> **Source data**
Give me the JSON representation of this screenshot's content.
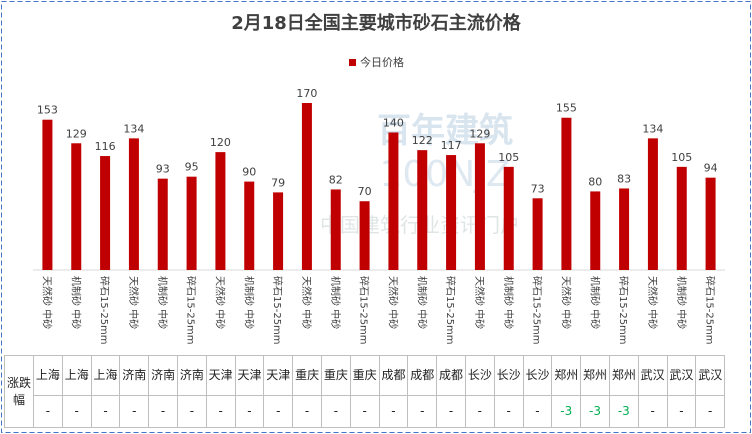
{
  "chart_data": {
    "type": "bar",
    "title": "2月18日全国主要城市砂石主流价格",
    "legend": "今日价格",
    "legend_position": "top",
    "color": "#c00000",
    "categories": [
      "天然砂 中砂",
      "机制砂 中砂",
      "碎石15-25mm",
      "天然砂 中砂",
      "机制砂 中砂",
      "碎石15-25mm",
      "天然砂 中砂",
      "机制砂 中砂",
      "碎石15-25mm",
      "天然砂 中砂",
      "机制砂 中砂",
      "碎石15-25mm",
      "天然砂 中砂",
      "机制砂 中砂",
      "碎石15-25mm",
      "天然砂 中砂",
      "机制砂 中砂",
      "碎石15-25mm",
      "天然砂 中砂",
      "机制砂 中砂",
      "碎石15-25mm",
      "天然砂 中砂",
      "机制砂 中砂",
      "碎石15-25mm"
    ],
    "values": [
      153,
      129,
      116,
      134,
      93,
      95,
      120,
      90,
      79,
      170,
      82,
      70,
      140,
      122,
      117,
      129,
      105,
      73,
      155,
      80,
      83,
      134,
      105,
      94
    ]
  },
  "watermark": [
    "百年建筑",
    "100NJZ",
    "中国建筑行业资讯门户"
  ],
  "table": {
    "row_header": "涨跌幅",
    "down_color": "#00b050",
    "cities": [
      "上海",
      "上海",
      "上海",
      "济南",
      "济南",
      "济南",
      "天津",
      "天津",
      "天津",
      "重庆",
      "重庆",
      "重庆",
      "成都",
      "成都",
      "成都",
      "长沙",
      "长沙",
      "长沙",
      "郑州",
      "郑州",
      "郑州",
      "武汉",
      "武汉",
      "武汉"
    ],
    "changes": [
      "-",
      "-",
      "-",
      "-",
      "-",
      "-",
      "-",
      "-",
      "-",
      "-",
      "-",
      "-",
      "-",
      "-",
      "-",
      "-",
      "-",
      "-",
      "-3",
      "-3",
      "-3",
      "-",
      "-",
      "-"
    ]
  }
}
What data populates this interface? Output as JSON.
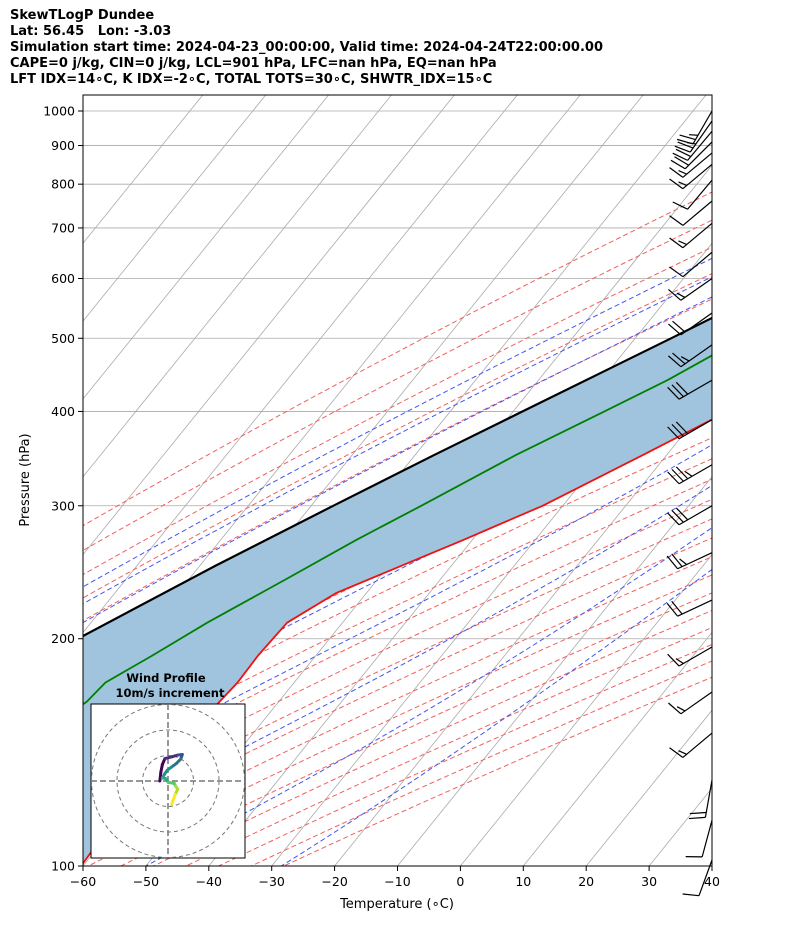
{
  "header": {
    "line1": "SkewTLogP Dundee",
    "line2": "Lat: 56.45   Lon: -3.03",
    "line3": "Simulation start time: 2024-04-23_00:00:00, Valid time: 2024-04-24T22:00:00.00",
    "line4": "CAPE=0 j/kg, CIN=0 j/kg, LCL=901 hPa, LFC=nan hPa, EQ=nan hPa",
    "line5": "LFT IDX=14∘C, K IDX=-2∘C, TOTAL TOTS=30∘C, SHWTR_IDX=15∘C"
  },
  "chart_data": {
    "type": "skew-t",
    "xlabel": "Temperature (∘C)",
    "ylabel": "Pressure (hPa)",
    "xlim": [
      -60,
      40
    ],
    "ylim": [
      1050,
      100
    ],
    "x_ticks": [
      -60,
      -50,
      -40,
      -30,
      -20,
      -10,
      0,
      10,
      20,
      30,
      40
    ],
    "x_tick_labels": [
      "−60",
      "−50",
      "−40",
      "−30",
      "−20",
      "−10",
      "0",
      "10",
      "20",
      "30",
      "40"
    ],
    "y_ticks": [
      1000,
      900,
      800,
      700,
      600,
      500,
      400,
      300,
      200,
      100
    ],
    "y_tick_labels": [
      "1000",
      "900",
      "800",
      "700",
      "600",
      "500",
      "400",
      "300",
      "200",
      "100"
    ],
    "grid": true,
    "colors": {
      "temperature": "#ee1111",
      "dewpoint": "#008000",
      "parcel": "#000000",
      "shade": "#a0c4de",
      "dry_adiabats": "#f06060",
      "moist_adiabats": "#4455ee",
      "mixing_ratio": "#7a3fbf",
      "isotherms": "#aaaaaa"
    },
    "series": [
      {
        "key": "temperature",
        "values": [
          [
            1000,
            6.8
          ],
          [
            985,
            7.3
          ],
          [
            960,
            5.2
          ],
          [
            920,
            3.5
          ],
          [
            880,
            2.2
          ],
          [
            850,
            1.5
          ],
          [
            800,
            0.5
          ],
          [
            750,
            0.3
          ],
          [
            700,
            0.2
          ],
          [
            650,
            -0.5
          ],
          [
            600,
            -1.8
          ],
          [
            550,
            -3.5
          ],
          [
            500,
            -6.1
          ],
          [
            450,
            -10.3
          ],
          [
            400,
            -15.9
          ],
          [
            350,
            -23.8
          ],
          [
            300,
            -33.2
          ],
          [
            270,
            -41.5
          ],
          [
            250,
            -47.9
          ],
          [
            230,
            -54.8
          ],
          [
            210,
            -58.8
          ],
          [
            190,
            -59.2
          ],
          [
            175,
            -59.0
          ],
          [
            160,
            -59.6
          ],
          [
            150,
            -60.7
          ],
          [
            140,
            -61.9
          ],
          [
            130,
            -62.7
          ],
          [
            120,
            -62.0
          ],
          [
            110,
            -60.7
          ],
          [
            100,
            -60.3
          ]
        ]
      },
      {
        "key": "dewpoint",
        "values": [
          [
            1000,
            -0.1
          ],
          [
            980,
            -1.2
          ],
          [
            955,
            -4.0
          ],
          [
            930,
            -9.5
          ],
          [
            890,
            -15.5
          ],
          [
            850,
            -19.5
          ],
          [
            800,
            -21.0
          ],
          [
            760,
            -17.0
          ],
          [
            720,
            -13.5
          ],
          [
            680,
            -11.3
          ],
          [
            640,
            -10.9
          ],
          [
            600,
            -11.8
          ],
          [
            560,
            -15.0
          ],
          [
            520,
            -20.0
          ],
          [
            480,
            -25.0
          ],
          [
            440,
            -29.5
          ],
          [
            400,
            -35.5
          ],
          [
            350,
            -44.0
          ],
          [
            300,
            -52.5
          ],
          [
            270,
            -58.5
          ],
          [
            240,
            -64.5
          ],
          [
            210,
            -71.5
          ],
          [
            190,
            -76.0
          ],
          [
            175,
            -80.0
          ],
          [
            165,
            -80.5
          ],
          [
            150,
            -84.0
          ],
          [
            130,
            -90.0
          ],
          [
            115,
            -96.0
          ],
          [
            100,
            -103.0
          ]
        ]
      },
      {
        "key": "parcel",
        "values": [
          [
            1000,
            6.8
          ],
          [
            950,
            2.4
          ],
          [
            901,
            -1.1
          ],
          [
            850,
            -3.9
          ],
          [
            800,
            -7.0
          ],
          [
            750,
            -10.3
          ],
          [
            700,
            -14.1
          ],
          [
            650,
            -18.3
          ],
          [
            600,
            -23.0
          ],
          [
            550,
            -28.3
          ],
          [
            500,
            -34.3
          ],
          [
            450,
            -41.0
          ],
          [
            400,
            -48.5
          ],
          [
            350,
            -57.0
          ],
          [
            300,
            -66.5
          ],
          [
            250,
            -77.5
          ],
          [
            200,
            -90.0
          ],
          [
            150,
            -104.5
          ],
          [
            125,
            -112.5
          ],
          [
            100,
            -122.0
          ]
        ]
      }
    ],
    "wind_barbs": [
      {
        "p": 1000,
        "spd": 25,
        "dir": 210
      },
      {
        "p": 970,
        "spd": 25,
        "dir": 215
      },
      {
        "p": 940,
        "spd": 20,
        "dir": 220
      },
      {
        "p": 910,
        "spd": 20,
        "dir": 225
      },
      {
        "p": 880,
        "spd": 15,
        "dir": 230
      },
      {
        "p": 850,
        "spd": 15,
        "dir": 230
      },
      {
        "p": 810,
        "spd": 10,
        "dir": 220
      },
      {
        "p": 760,
        "spd": 10,
        "dir": 230
      },
      {
        "p": 710,
        "spd": 15,
        "dir": 230
      },
      {
        "p": 650,
        "spd": 10,
        "dir": 230
      },
      {
        "p": 600,
        "spd": 15,
        "dir": 235
      },
      {
        "p": 540,
        "spd": 20,
        "dir": 235
      },
      {
        "p": 490,
        "spd": 25,
        "dir": 235
      },
      {
        "p": 440,
        "spd": 30,
        "dir": 240
      },
      {
        "p": 390,
        "spd": 30,
        "dir": 240
      },
      {
        "p": 340,
        "spd": 35,
        "dir": 240
      },
      {
        "p": 300,
        "spd": 30,
        "dir": 240
      },
      {
        "p": 260,
        "spd": 25,
        "dir": 245
      },
      {
        "p": 225,
        "spd": 20,
        "dir": 245
      },
      {
        "p": 195,
        "spd": 15,
        "dir": 240
      },
      {
        "p": 170,
        "spd": 15,
        "dir": 235
      },
      {
        "p": 150,
        "spd": 15,
        "dir": 230
      },
      {
        "p": 130,
        "spd": 20,
        "dir": 190
      },
      {
        "p": 115,
        "spd": 10,
        "dir": 195
      },
      {
        "p": 100,
        "spd": 10,
        "dir": 200
      }
    ],
    "hodograph": {
      "title_line1": "Wind Profile",
      "title_line2": "10m/s increment",
      "ring_increment": 10,
      "rings": [
        10,
        20,
        30
      ],
      "points": [
        [
          -3.2,
          0.0
        ],
        [
          -2.8,
          -3.5
        ],
        [
          -2.2,
          -6.5
        ],
        [
          -1.2,
          -8.8
        ],
        [
          1.5,
          -9.5
        ],
        [
          4.0,
          -10.2
        ],
        [
          5.6,
          -10.4
        ],
        [
          5.0,
          -8.6
        ],
        [
          3.3,
          -6.9
        ],
        [
          1.3,
          -5.4
        ],
        [
          -0.3,
          -4.2
        ],
        [
          -1.3,
          -2.8
        ],
        [
          -2.2,
          -1.2
        ],
        [
          -1.0,
          -1.0
        ],
        [
          0.2,
          0.6
        ],
        [
          2.4,
          0.9
        ],
        [
          3.0,
          2.0
        ],
        [
          3.8,
          3.2
        ],
        [
          2.8,
          5.3
        ],
        [
          2.2,
          7.0
        ],
        [
          1.5,
          8.9
        ]
      ]
    }
  }
}
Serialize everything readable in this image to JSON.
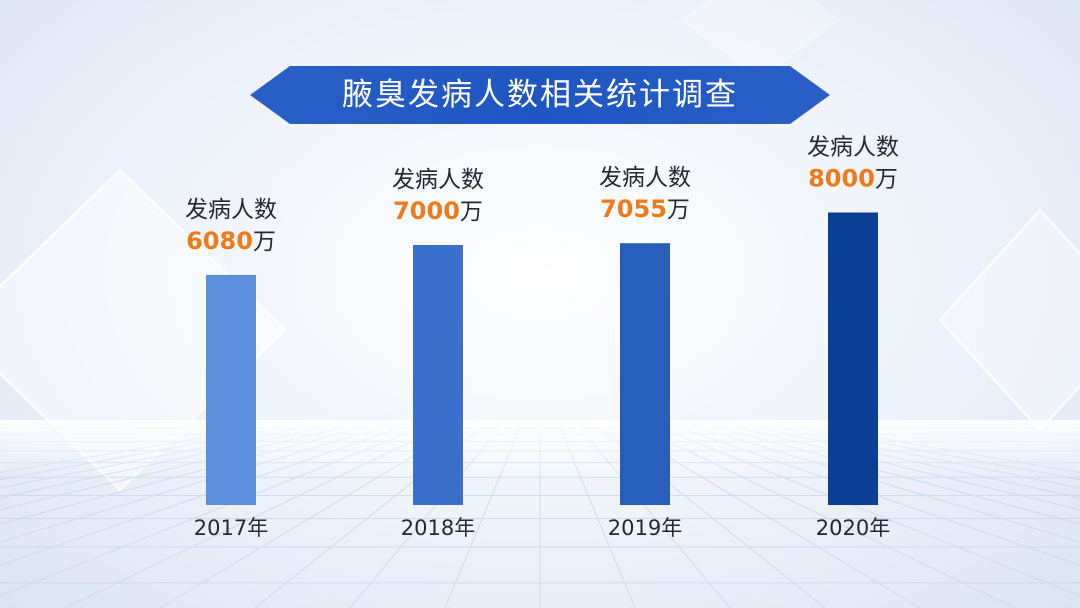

> **Given task**
Copy every line in the entries above that has the string "JSON" in it.

> **Reply to the task**
Give me the JSON representation of this screenshot's content.
What data populates this interface? Output as JSON.
Serialize everything readable in this image to JSON.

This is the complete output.